### GIVEN REQUEST:
Identify the lines bearing the string "electron" and gather them.
<<<<
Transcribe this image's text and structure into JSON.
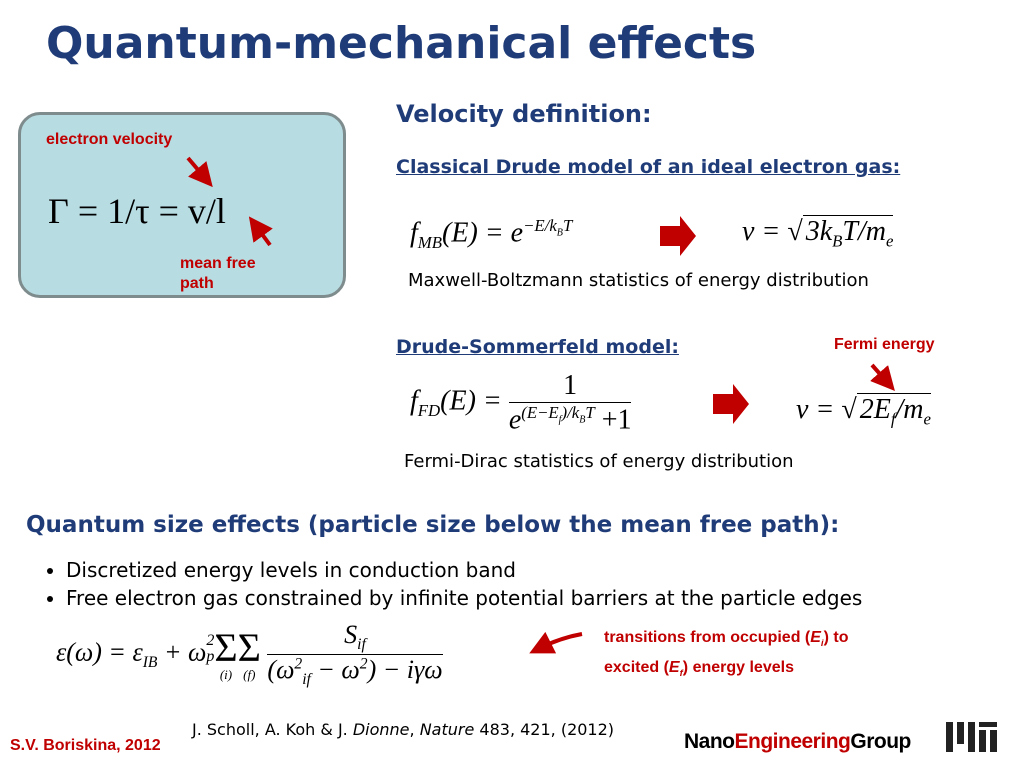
{
  "title": "Quantum-mechanical effects",
  "box": {
    "equation": "Γ = 1/τ = v/l",
    "label_velocity": "electron velocity",
    "label_path": "mean free path"
  },
  "velocity": {
    "heading": "Velocity definition:",
    "drude": {
      "heading": "Classical Drude model of an ideal electron gas:",
      "equation_left": [
        "f",
        "MB",
        "(E) = e",
        "−E/k",
        "B",
        "T"
      ],
      "equation_right": [
        "v = √",
        "3k",
        "B",
        "T/m",
        "e"
      ],
      "caption": "Maxwell-Boltzmann statistics of energy distribution"
    },
    "sommerfeld": {
      "heading": "Drude-Sommerfeld model:",
      "annotation": "Fermi energy",
      "equation_left": [
        "f",
        "FD",
        "(E) =",
        "1",
        "e",
        "(E−E",
        "f",
        ")/k",
        "B",
        "T",
        "+1"
      ],
      "equation_right": [
        "v = √",
        "2E",
        "f",
        "/m",
        "e"
      ],
      "caption": "Fermi-Dirac statistics of energy distribution"
    }
  },
  "quantum": {
    "heading": "Quantum size effects (particle size below the mean free path):",
    "bullets": [
      "Discretized energy levels in conduction band",
      "Free electron gas constrained by infinite potential barriers at the particle edges"
    ],
    "equation": [
      "ε(ω) = ε",
      "IB",
      "+ ω",
      "2",
      "p",
      "Σ",
      "(i)",
      "Σ",
      "(f)",
      "S",
      "if",
      "(ω",
      "2",
      "if",
      "− ω",
      "2",
      ") − iγω"
    ],
    "annotation": [
      "transitions from occupied (",
      "E",
      "i",
      ") to",
      "excited (",
      "E",
      "f",
      ") energy levels"
    ]
  },
  "footer": {
    "author": "S.V. Boriskina, 2012",
    "citation": [
      "J. Scholl, A. Koh & J. ",
      "Dionne",
      ", ",
      "Nature",
      " 483, 421, (2012)"
    ],
    "group": [
      "Nano",
      "Engineering",
      "Group"
    ]
  }
}
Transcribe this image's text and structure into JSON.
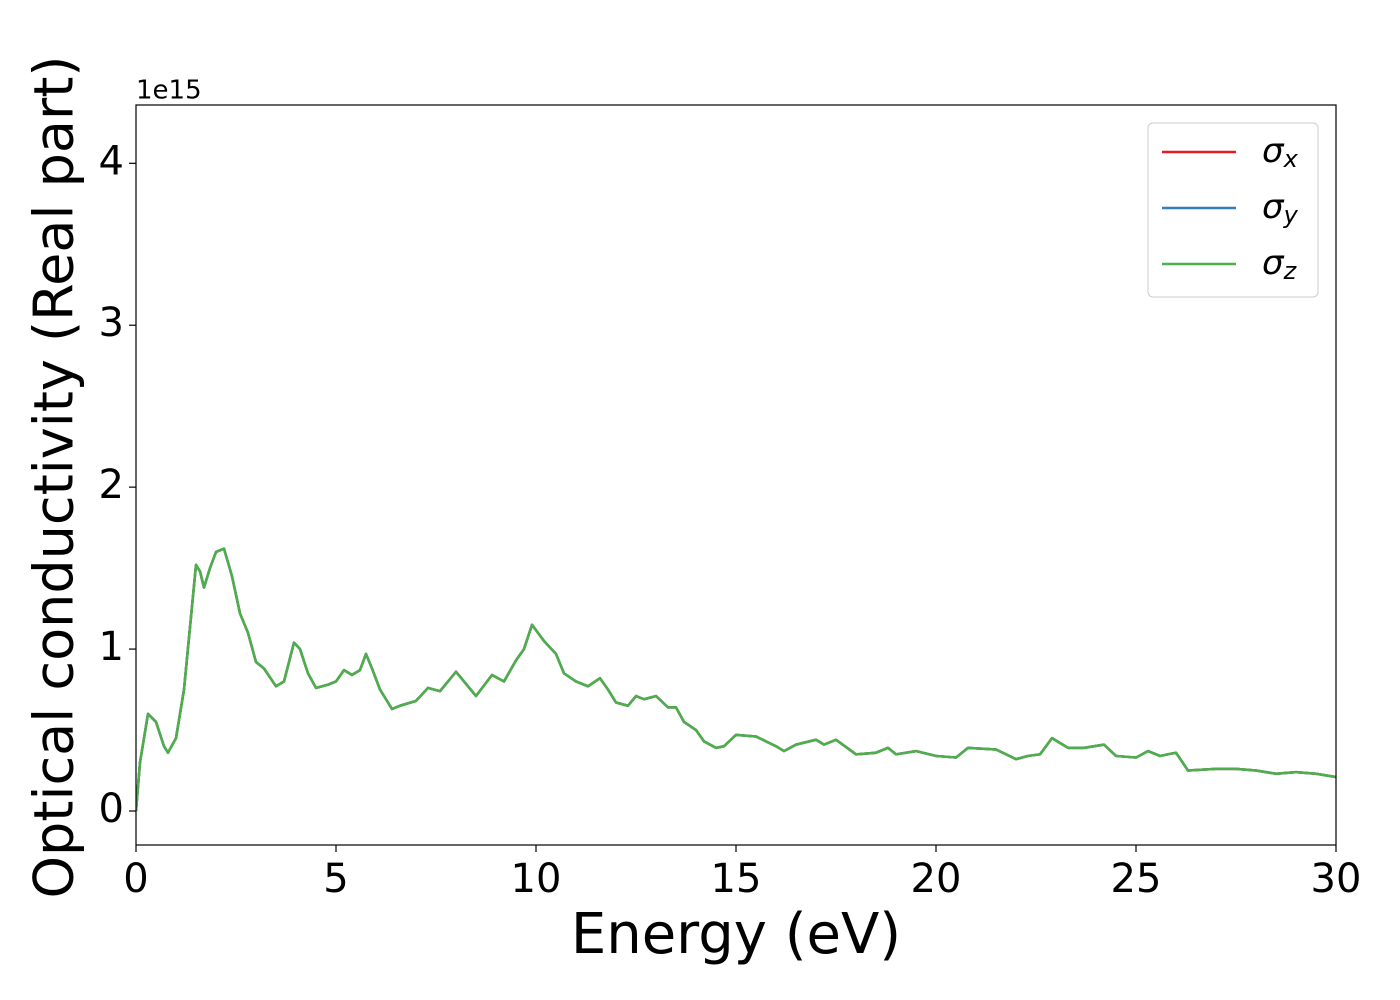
{
  "chart_data": {
    "type": "line",
    "xlabel": "Energy (eV)",
    "ylabel": "Optical conductivity (Real part)",
    "y_offset_label": "1e15",
    "x": [
      0,
      0.1,
      0.3,
      0.5,
      0.7,
      0.8,
      1.0,
      1.2,
      1.5,
      1.6,
      1.7,
      1.85,
      2.0,
      2.2,
      2.4,
      2.6,
      2.8,
      3.0,
      3.2,
      3.5,
      3.7,
      3.95,
      4.1,
      4.3,
      4.5,
      4.8,
      5.0,
      5.2,
      5.4,
      5.6,
      5.75,
      5.9,
      6.1,
      6.4,
      6.6,
      7.0,
      7.3,
      7.6,
      8.0,
      8.2,
      8.5,
      8.9,
      9.2,
      9.5,
      9.7,
      9.9,
      10.2,
      10.5,
      10.7,
      11.0,
      11.3,
      11.6,
      11.8,
      12.0,
      12.3,
      12.5,
      12.7,
      13.0,
      13.3,
      13.5,
      13.7,
      14.0,
      14.2,
      14.5,
      14.7,
      15.0,
      15.5,
      16.0,
      16.2,
      16.5,
      17.0,
      17.2,
      17.5,
      18.0,
      18.5,
      18.8,
      19.0,
      19.5,
      20.0,
      20.5,
      20.8,
      21.5,
      22.0,
      22.3,
      22.6,
      22.9,
      23.3,
      23.7,
      24.2,
      24.5,
      25.0,
      25.3,
      25.6,
      26.0,
      26.3,
      27.0,
      27.5,
      28.0,
      28.5,
      29.0,
      29.5,
      30.0
    ],
    "series": [
      {
        "name": "σx",
        "color": "#e41a1c",
        "values": [
          0.0,
          0.3,
          0.6,
          0.55,
          0.4,
          0.36,
          0.45,
          0.75,
          1.52,
          1.48,
          1.38,
          1.5,
          1.6,
          1.62,
          1.45,
          1.22,
          1.1,
          0.92,
          0.88,
          0.77,
          0.8,
          1.04,
          1.0,
          0.85,
          0.76,
          0.78,
          0.8,
          0.87,
          0.84,
          0.87,
          0.97,
          0.88,
          0.75,
          0.63,
          0.65,
          0.68,
          0.76,
          0.74,
          0.86,
          0.8,
          0.71,
          0.84,
          0.8,
          0.93,
          1.0,
          1.15,
          1.05,
          0.97,
          0.85,
          0.8,
          0.77,
          0.82,
          0.75,
          0.67,
          0.65,
          0.71,
          0.69,
          0.71,
          0.64,
          0.64,
          0.55,
          0.5,
          0.43,
          0.39,
          0.4,
          0.47,
          0.46,
          0.4,
          0.37,
          0.41,
          0.44,
          0.41,
          0.44,
          0.35,
          0.36,
          0.39,
          0.35,
          0.37,
          0.34,
          0.33,
          0.39,
          0.38,
          0.32,
          0.34,
          0.35,
          0.45,
          0.39,
          0.39,
          0.41,
          0.34,
          0.33,
          0.37,
          0.34,
          0.36,
          0.25,
          0.26,
          0.26,
          0.25,
          0.23,
          0.24,
          0.23,
          0.21
        ]
      },
      {
        "name": "σy",
        "color": "#377eb8",
        "values": [
          0.0,
          0.3,
          0.6,
          0.55,
          0.4,
          0.36,
          0.45,
          0.75,
          1.52,
          1.48,
          1.38,
          1.5,
          1.6,
          1.62,
          1.45,
          1.22,
          1.1,
          0.92,
          0.88,
          0.77,
          0.8,
          1.04,
          1.0,
          0.85,
          0.76,
          0.78,
          0.8,
          0.87,
          0.84,
          0.87,
          0.97,
          0.88,
          0.75,
          0.63,
          0.65,
          0.68,
          0.76,
          0.74,
          0.86,
          0.8,
          0.71,
          0.84,
          0.8,
          0.93,
          1.0,
          1.15,
          1.05,
          0.97,
          0.85,
          0.8,
          0.77,
          0.82,
          0.75,
          0.67,
          0.65,
          0.71,
          0.69,
          0.71,
          0.64,
          0.64,
          0.55,
          0.5,
          0.43,
          0.39,
          0.4,
          0.47,
          0.46,
          0.4,
          0.37,
          0.41,
          0.44,
          0.41,
          0.44,
          0.35,
          0.36,
          0.39,
          0.35,
          0.37,
          0.34,
          0.33,
          0.39,
          0.38,
          0.32,
          0.34,
          0.35,
          0.45,
          0.39,
          0.39,
          0.41,
          0.34,
          0.33,
          0.37,
          0.34,
          0.36,
          0.25,
          0.26,
          0.26,
          0.25,
          0.23,
          0.24,
          0.23,
          0.21
        ]
      },
      {
        "name": "σz",
        "color": "#4daf4a",
        "values": [
          0.0,
          0.3,
          0.6,
          0.55,
          0.4,
          0.36,
          0.45,
          0.75,
          1.52,
          1.48,
          1.38,
          1.5,
          1.6,
          1.62,
          1.45,
          1.22,
          1.1,
          0.92,
          0.88,
          0.77,
          0.8,
          1.04,
          1.0,
          0.85,
          0.76,
          0.78,
          0.8,
          0.87,
          0.84,
          0.87,
          0.97,
          0.88,
          0.75,
          0.63,
          0.65,
          0.68,
          0.76,
          0.74,
          0.86,
          0.8,
          0.71,
          0.84,
          0.8,
          0.93,
          1.0,
          1.15,
          1.05,
          0.97,
          0.85,
          0.8,
          0.77,
          0.82,
          0.75,
          0.67,
          0.65,
          0.71,
          0.69,
          0.71,
          0.64,
          0.64,
          0.55,
          0.5,
          0.43,
          0.39,
          0.4,
          0.47,
          0.46,
          0.4,
          0.37,
          0.41,
          0.44,
          0.41,
          0.44,
          0.35,
          0.36,
          0.39,
          0.35,
          0.37,
          0.34,
          0.33,
          0.39,
          0.38,
          0.32,
          0.34,
          0.35,
          0.45,
          0.39,
          0.39,
          0.41,
          0.34,
          0.33,
          0.37,
          0.34,
          0.36,
          0.25,
          0.26,
          0.26,
          0.25,
          0.23,
          0.24,
          0.23,
          0.21
        ]
      }
    ],
    "xlim": [
      0,
      30
    ],
    "xticks": [
      0,
      5,
      10,
      15,
      20,
      25,
      30
    ],
    "ylim": [
      -0.21,
      4.36
    ],
    "yticks": [
      0,
      1,
      2,
      3,
      4
    ],
    "grid": false,
    "legend": "upper right"
  }
}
>>>>
### RESULT OF THIS EXERCISE:
    "label_velocity": "electron velocity",
      "heading": "Classical Drude model of an ideal electron gas:",
      "Free electron gas constrained by infinite potential barriers at the particle edges"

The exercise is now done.